> _Prompt_: Reproduce each line from the records that holds "colors".

########################################

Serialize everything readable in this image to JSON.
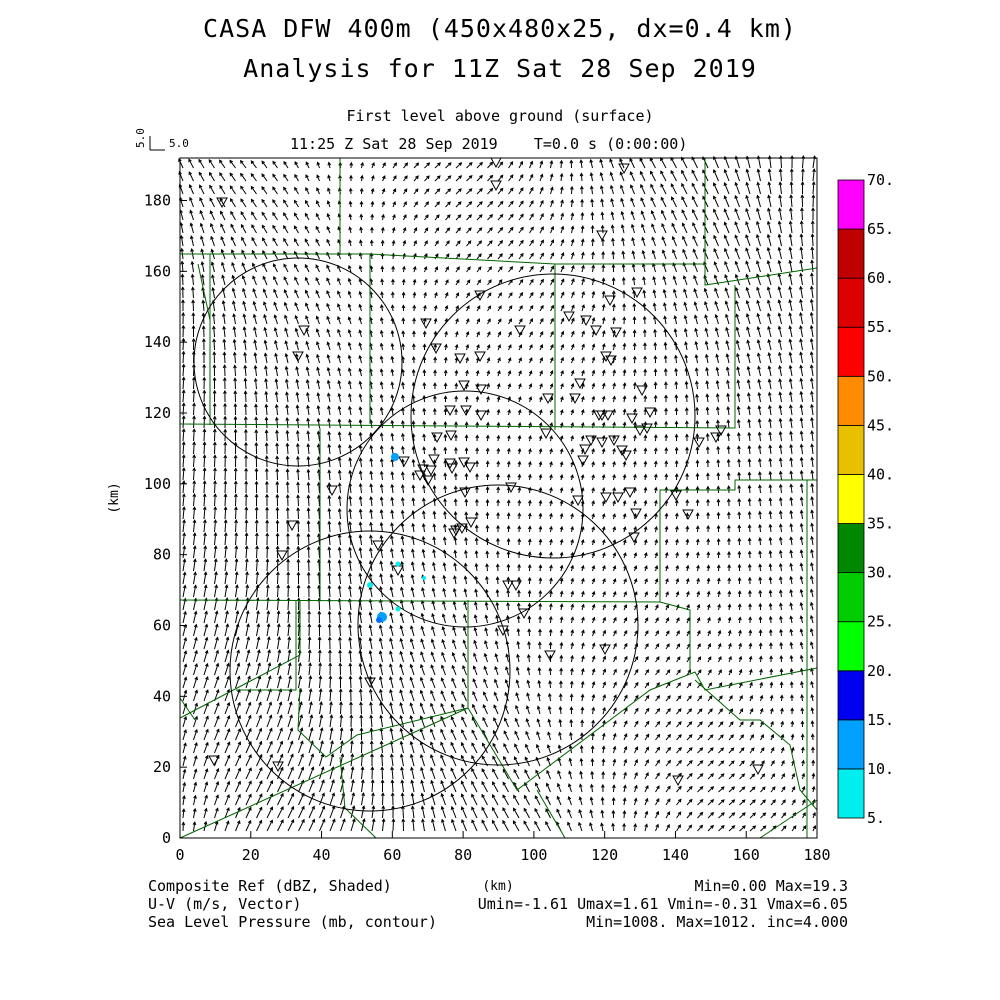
{
  "header": {
    "title_line1": "CASA DFW 400m (450x480x25, dx=0.4 km)",
    "title_line2": "Analysis for 11Z Sat 28 Sep 2019",
    "level": "First level above ground (surface)",
    "time": "11:25 Z Sat 28 Sep 2019    T=0.0 s (0:00:00)",
    "ref_vector_vertical": "5.0",
    "ref_vector_horizontal": "5.0"
  },
  "axes": {
    "x_label": "(km)",
    "y_label": "(km)",
    "x_ticks": [
      "0",
      "20",
      "40",
      "60",
      "80",
      "100",
      "120",
      "140",
      "160",
      "180"
    ],
    "y_ticks": [
      "0",
      "20",
      "40",
      "60",
      "80",
      "100",
      "120",
      "140",
      "160",
      "180"
    ],
    "x_range": [
      0,
      180
    ],
    "y_range": [
      0,
      192
    ]
  },
  "colorbar": {
    "labels": [
      "5.",
      "10.",
      "15.",
      "20.",
      "25.",
      "30.",
      "35.",
      "40.",
      "45.",
      "50.",
      "55.",
      "60.",
      "65.",
      "70."
    ],
    "colors": [
      "#00eeee",
      "#00a0ff",
      "#0000f0",
      "#00ff00",
      "#00cc00",
      "#008800",
      "#ffff00",
      "#e8c000",
      "#ff8c00",
      "#ff0000",
      "#dd0000",
      "#c00000",
      "#ff00ff"
    ]
  },
  "footer": {
    "field1_name": "Composite Ref (dBZ, Shaded)",
    "field1_stats": "Min=0.00 Max=19.3",
    "x_unit": "(km)",
    "field2_name": "U-V (m/s, Vector)",
    "field2_stats": "Umin=-1.61 Umax=1.61 Vmin=-0.31 Vmax=6.05",
    "field3_name": "Sea Level Pressure (mb, contour)",
    "field3_stats": "Min=1008. Max=1012. inc=4.000"
  },
  "colors": {
    "county_lines": "#006400",
    "vectors": "#000000",
    "radar_rings": "#000000"
  }
}
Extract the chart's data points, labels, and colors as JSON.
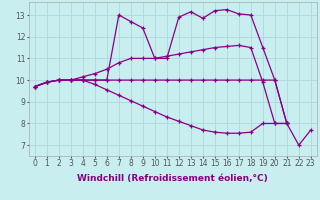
{
  "background_color": "#c8eef0",
  "grid_color": "#b0d8dc",
  "line_color": "#880088",
  "markersize": 3.5,
  "linewidth": 0.9,
  "xlabel": "Windchill (Refroidissement éolien,°C)",
  "xlabel_fontsize": 6.5,
  "tick_fontsize": 5.5,
  "xlim": [
    -0.5,
    23.5
  ],
  "ylim": [
    6.5,
    13.6
  ],
  "yticks": [
    7,
    8,
    9,
    10,
    11,
    12,
    13
  ],
  "xticks": [
    0,
    1,
    2,
    3,
    4,
    5,
    6,
    7,
    8,
    9,
    10,
    11,
    12,
    13,
    14,
    15,
    16,
    17,
    18,
    19,
    20,
    21,
    22,
    23
  ],
  "series": [
    {
      "x": [
        0,
        1,
        2,
        3,
        4,
        5,
        6,
        7,
        8,
        9,
        10,
        11,
        12,
        13,
        14,
        15,
        16,
        17,
        18,
        19,
        20,
        21,
        22,
        23
      ],
      "y": [
        9.7,
        9.9,
        10.0,
        10.0,
        10.0,
        10.0,
        10.0,
        13.0,
        12.7,
        12.4,
        11.0,
        11.0,
        12.9,
        13.15,
        12.85,
        13.2,
        13.25,
        13.05,
        13.0,
        11.5,
        10.0,
        8.0,
        7.0,
        7.7
      ]
    },
    {
      "x": [
        0,
        1,
        2,
        3,
        4,
        5,
        6,
        7,
        8,
        9,
        10,
        11,
        12,
        13,
        14,
        15,
        16,
        17,
        18,
        19,
        20,
        21
      ],
      "y": [
        9.7,
        9.9,
        10.0,
        10.0,
        10.15,
        10.3,
        10.5,
        10.8,
        11.0,
        11.0,
        11.0,
        11.1,
        11.2,
        11.3,
        11.4,
        11.5,
        11.55,
        11.6,
        11.5,
        9.9,
        8.0,
        8.0
      ]
    },
    {
      "x": [
        0,
        1,
        2,
        3,
        4,
        5,
        6,
        7,
        8,
        9,
        10,
        11,
        12,
        13,
        14,
        15,
        16,
        17,
        18,
        19,
        20,
        21
      ],
      "y": [
        9.7,
        9.9,
        10.0,
        10.0,
        10.0,
        9.8,
        9.55,
        9.3,
        9.05,
        8.8,
        8.55,
        8.3,
        8.1,
        7.9,
        7.7,
        7.6,
        7.55,
        7.55,
        7.6,
        8.0,
        8.0,
        8.0
      ]
    },
    {
      "x": [
        0,
        1,
        2,
        3,
        4,
        5,
        6,
        7,
        8,
        9,
        10,
        11,
        12,
        13,
        14,
        15,
        16,
        17,
        18,
        19,
        20,
        21
      ],
      "y": [
        9.7,
        9.9,
        10.0,
        10.0,
        10.0,
        10.0,
        10.0,
        10.0,
        10.0,
        10.0,
        10.0,
        10.0,
        10.0,
        10.0,
        10.0,
        10.0,
        10.0,
        10.0,
        10.0,
        10.0,
        10.0,
        8.0
      ]
    }
  ]
}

########################################

> _Output for this task_:
    "colors": [
  "colors": {
Extract the chart's data points, labels, and colors as JSON.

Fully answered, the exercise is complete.